> [TASK STATEMENT]:
Return every line of the data below that includes the string "date".

__________________________________________________

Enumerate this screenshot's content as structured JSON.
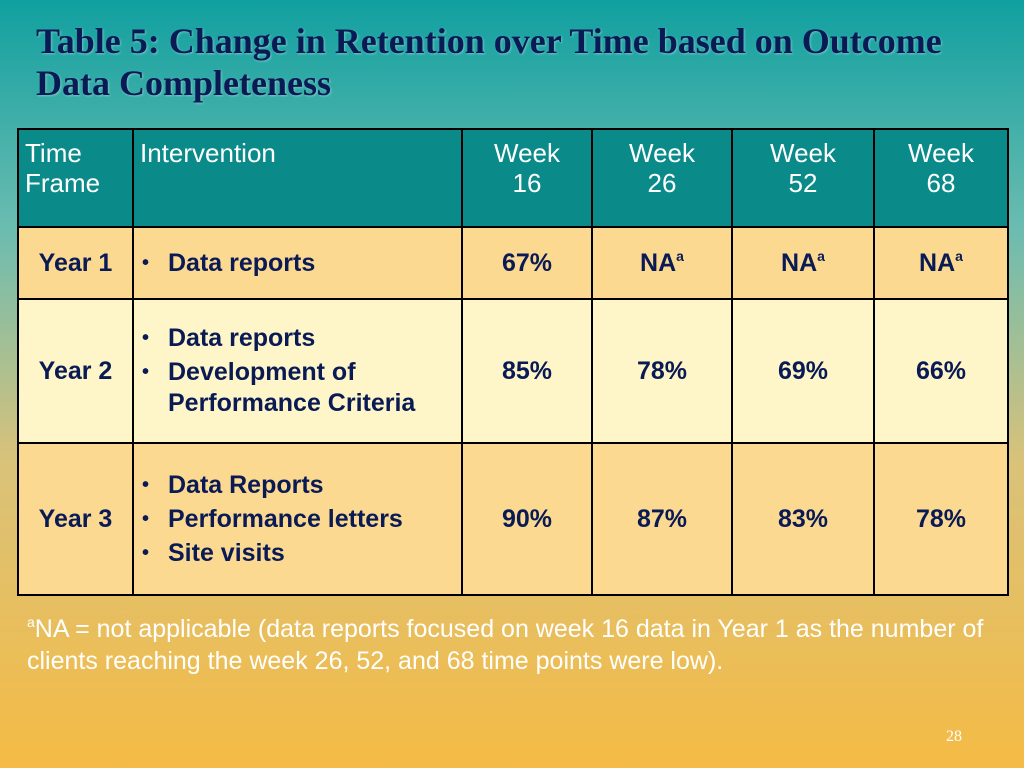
{
  "slide": {
    "title": "Table 5: Change in Retention over Time based on Outcome Data Completeness",
    "page_number": "28"
  },
  "table": {
    "headers": {
      "time_frame": [
        "Time",
        "Frame"
      ],
      "intervention": "Intervention",
      "weeks": [
        [
          "Week",
          "16"
        ],
        [
          "Week",
          "26"
        ],
        [
          "Week",
          "52"
        ],
        [
          "Week",
          "68"
        ]
      ]
    },
    "rows": [
      {
        "year": "Year 1",
        "interventions": [
          "Data reports"
        ],
        "values": [
          {
            "text": "67%",
            "sup": ""
          },
          {
            "text": "NA",
            "sup": "a"
          },
          {
            "text": "NA",
            "sup": "a"
          },
          {
            "text": "NA",
            "sup": "a"
          }
        ]
      },
      {
        "year": "Year 2",
        "interventions": [
          "Data reports",
          "Development of Performance Criteria"
        ],
        "values": [
          {
            "text": "85%",
            "sup": ""
          },
          {
            "text": "78%",
            "sup": ""
          },
          {
            "text": "69%",
            "sup": ""
          },
          {
            "text": "66%",
            "sup": ""
          }
        ]
      },
      {
        "year": "Year 3",
        "interventions": [
          "Data Reports",
          "Performance letters",
          "Site visits"
        ],
        "values": [
          {
            "text": "90%",
            "sup": ""
          },
          {
            "text": "87%",
            "sup": ""
          },
          {
            "text": "83%",
            "sup": ""
          },
          {
            "text": "78%",
            "sup": ""
          }
        ]
      }
    ]
  },
  "footnote": {
    "marker": "a",
    "text": "NA = not applicable (data reports focused on week 16 data in Year 1 as the number of clients reaching the week 26, 52, and 68 time points were low)."
  },
  "colors": {
    "header_bg": "#0b8a8a",
    "row_light": "#fef6c8",
    "row_dark": "#fbd991",
    "text_navy": "#0a1a55"
  },
  "icons": {
    "bullet": "bullet-dot-icon"
  }
}
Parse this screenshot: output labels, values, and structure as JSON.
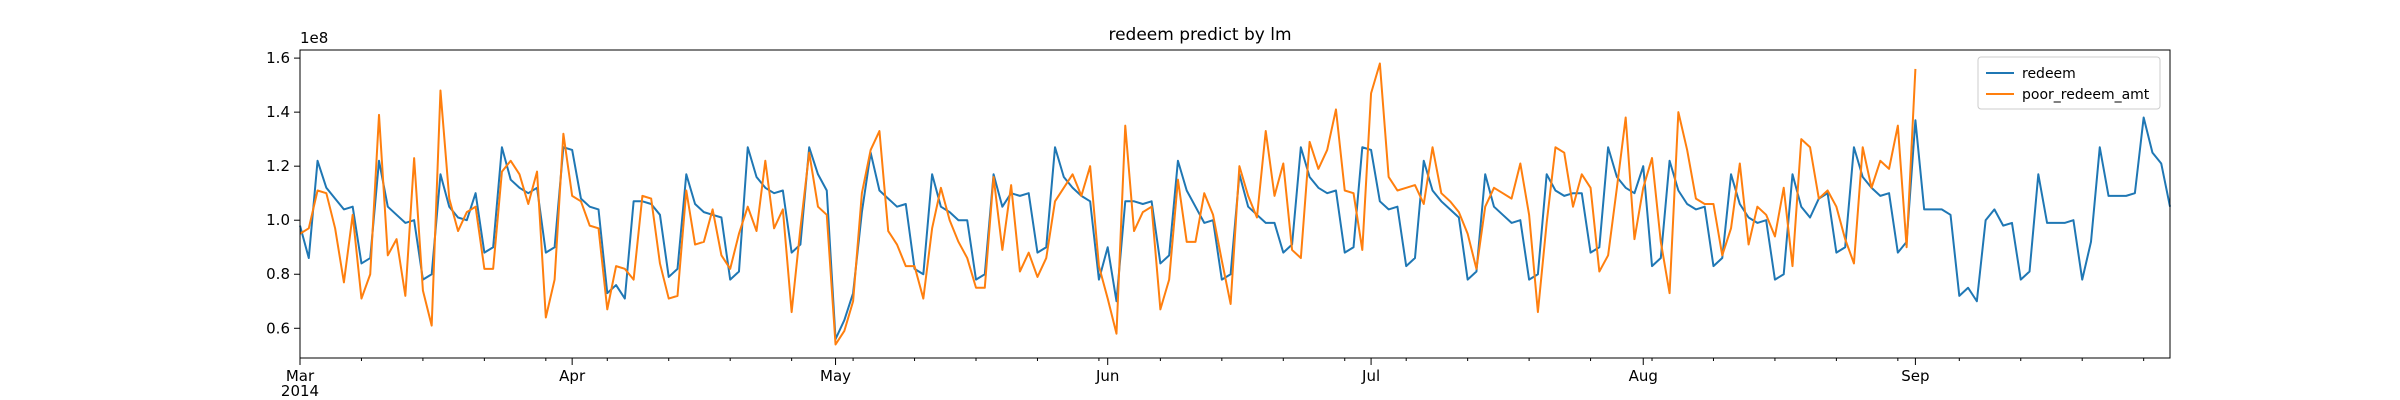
{
  "chart_data": {
    "type": "line",
    "title": "redeem predict by lm",
    "xlabel": "",
    "ylabel": "",
    "y_offset_text": "1e8",
    "x_start": "2014-03-01",
    "x_end": "2014-09-30",
    "ylim": [
      0.49,
      1.63
    ],
    "y_ticks": [
      0.6,
      0.8,
      1.0,
      1.2,
      1.4,
      1.6
    ],
    "y_tick_labels": [
      "0.6",
      "0.8",
      "1.0",
      "1.2",
      "1.4",
      "1.6"
    ],
    "x_ticks": [
      {
        "date": "2014-03-01",
        "label": "Mar",
        "sublabel": "2014"
      },
      {
        "date": "2014-04-01",
        "label": "Apr"
      },
      {
        "date": "2014-05-01",
        "label": "May"
      },
      {
        "date": "2014-06-01",
        "label": "Jun"
      },
      {
        "date": "2014-07-01",
        "label": "Jul"
      },
      {
        "date": "2014-08-01",
        "label": "Aug"
      },
      {
        "date": "2014-09-01",
        "label": "Sep"
      }
    ],
    "grid": false,
    "legend": "top-right",
    "series": [
      {
        "name": "redeem",
        "color": "#1f77b4",
        "start": "2014-03-01",
        "values": [
          0.98,
          0.86,
          1.22,
          1.12,
          1.08,
          1.04,
          1.05,
          0.84,
          0.86,
          1.22,
          1.05,
          1.02,
          0.99,
          1.0,
          0.78,
          0.8,
          1.17,
          1.05,
          1.01,
          1.0,
          1.1,
          0.88,
          0.9,
          1.27,
          1.15,
          1.12,
          1.1,
          1.12,
          0.88,
          0.9,
          1.27,
          1.26,
          1.08,
          1.05,
          1.04,
          0.73,
          0.76,
          0.71,
          1.07,
          1.07,
          1.06,
          1.02,
          0.79,
          0.82,
          1.17,
          1.06,
          1.03,
          1.02,
          1.01,
          0.78,
          0.81,
          1.27,
          1.16,
          1.12,
          1.1,
          1.11,
          0.88,
          0.91,
          1.27,
          1.17,
          1.11,
          0.56,
          0.63,
          0.73,
          1.03,
          1.25,
          1.11,
          1.08,
          1.05,
          1.06,
          0.82,
          0.8,
          1.17,
          1.05,
          1.03,
          1.0,
          1.0,
          0.78,
          0.8,
          1.17,
          1.05,
          1.1,
          1.09,
          1.1,
          0.88,
          0.9,
          1.27,
          1.16,
          1.12,
          1.09,
          1.07,
          0.78,
          0.9,
          0.7,
          1.07,
          1.07,
          1.06,
          1.07,
          0.84,
          0.87,
          1.22,
          1.11,
          1.05,
          0.99,
          1.0,
          0.78,
          0.8,
          1.17,
          1.05,
          1.02,
          0.99,
          0.99,
          0.88,
          0.91,
          1.27,
          1.16,
          1.12,
          1.1,
          1.11,
          0.88,
          0.9,
          1.27,
          1.26,
          1.07,
          1.04,
          1.05,
          0.83,
          0.86,
          1.22,
          1.11,
          1.07,
          1.04,
          1.01,
          0.78,
          0.81,
          1.17,
          1.05,
          1.02,
          0.99,
          1.0,
          0.78,
          0.8,
          1.17,
          1.11,
          1.09,
          1.1,
          1.1,
          0.88,
          0.9,
          1.27,
          1.16,
          1.12,
          1.1,
          1.2,
          0.83,
          0.86,
          1.22,
          1.11,
          1.06,
          1.04,
          1.05,
          0.83,
          0.86,
          1.17,
          1.06,
          1.01,
          0.99,
          1.0,
          0.78,
          0.8,
          1.17,
          1.05,
          1.01,
          1.08,
          1.1,
          0.88,
          0.9,
          1.27,
          1.16,
          1.12,
          1.09,
          1.1,
          0.88,
          0.92,
          1.37,
          1.04,
          1.04,
          1.04,
          1.02,
          0.72,
          0.75,
          0.7,
          1.0,
          1.04,
          0.98,
          0.99,
          0.78,
          0.81,
          1.17,
          0.99,
          0.99,
          0.99,
          1.0,
          0.78,
          0.92,
          1.27,
          1.09,
          1.09,
          1.09,
          1.1,
          1.38,
          1.25,
          1.21,
          1.05
        ]
      },
      {
        "name": "poor_redeem_amt",
        "color": "#ff7f0e",
        "start": "2014-03-01",
        "values": [
          0.95,
          0.97,
          1.11,
          1.1,
          0.97,
          0.77,
          1.02,
          0.71,
          0.8,
          1.39,
          0.87,
          0.93,
          0.72,
          1.23,
          0.74,
          0.61,
          1.48,
          1.08,
          0.96,
          1.03,
          1.05,
          0.82,
          0.82,
          1.18,
          1.22,
          1.17,
          1.06,
          1.18,
          0.64,
          0.78,
          1.32,
          1.09,
          1.07,
          0.98,
          0.97,
          0.67,
          0.83,
          0.82,
          0.78,
          1.09,
          1.08,
          0.84,
          0.71,
          0.72,
          1.11,
          0.91,
          0.92,
          1.04,
          0.87,
          0.82,
          0.95,
          1.05,
          0.96,
          1.22,
          0.97,
          1.04,
          0.66,
          0.97,
          1.25,
          1.05,
          1.02,
          0.54,
          0.59,
          0.7,
          1.1,
          1.26,
          1.33,
          0.96,
          0.91,
          0.83,
          0.83,
          0.71,
          0.97,
          1.12,
          1.0,
          0.92,
          0.86,
          0.75,
          0.75,
          1.16,
          0.89,
          1.13,
          0.81,
          0.88,
          0.79,
          0.86,
          1.07,
          1.12,
          1.17,
          1.09,
          1.2,
          0.83,
          0.71,
          0.58,
          1.35,
          0.96,
          1.03,
          1.05,
          0.67,
          0.78,
          1.15,
          0.92,
          0.92,
          1.1,
          1.02,
          0.85,
          0.69,
          1.2,
          1.09,
          1.01,
          1.33,
          1.09,
          1.21,
          0.89,
          0.86,
          1.29,
          1.19,
          1.26,
          1.41,
          1.11,
          1.1,
          0.89,
          1.47,
          1.58,
          1.16,
          1.11,
          1.12,
          1.13,
          1.06,
          1.27,
          1.1,
          1.07,
          1.03,
          0.95,
          0.82,
          1.05,
          1.12,
          1.1,
          1.08,
          1.21,
          1.02,
          0.66,
          0.99,
          1.27,
          1.25,
          1.05,
          1.17,
          1.12,
          0.81,
          0.87,
          1.12,
          1.38,
          0.93,
          1.12,
          1.23,
          0.92,
          0.73,
          1.4,
          1.26,
          1.08,
          1.06,
          1.06,
          0.87,
          0.97,
          1.21,
          0.91,
          1.05,
          1.02,
          0.94,
          1.12,
          0.83,
          1.3,
          1.27,
          1.08,
          1.11,
          1.05,
          0.93,
          0.84,
          1.27,
          1.12,
          1.22,
          1.19,
          1.35,
          0.9,
          1.56
        ]
      }
    ]
  }
}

__________________________________________________

> [RESULT OF THIS EXERCISE]:
        "date": "2014-03-01",
        "date": "2014-04-01",
        "date": "2014-05-01",
        "date": "2014-06-01",
        "date": "2014-07-01",
        "date": "2014-08-01",
        "date": "2014-09-01",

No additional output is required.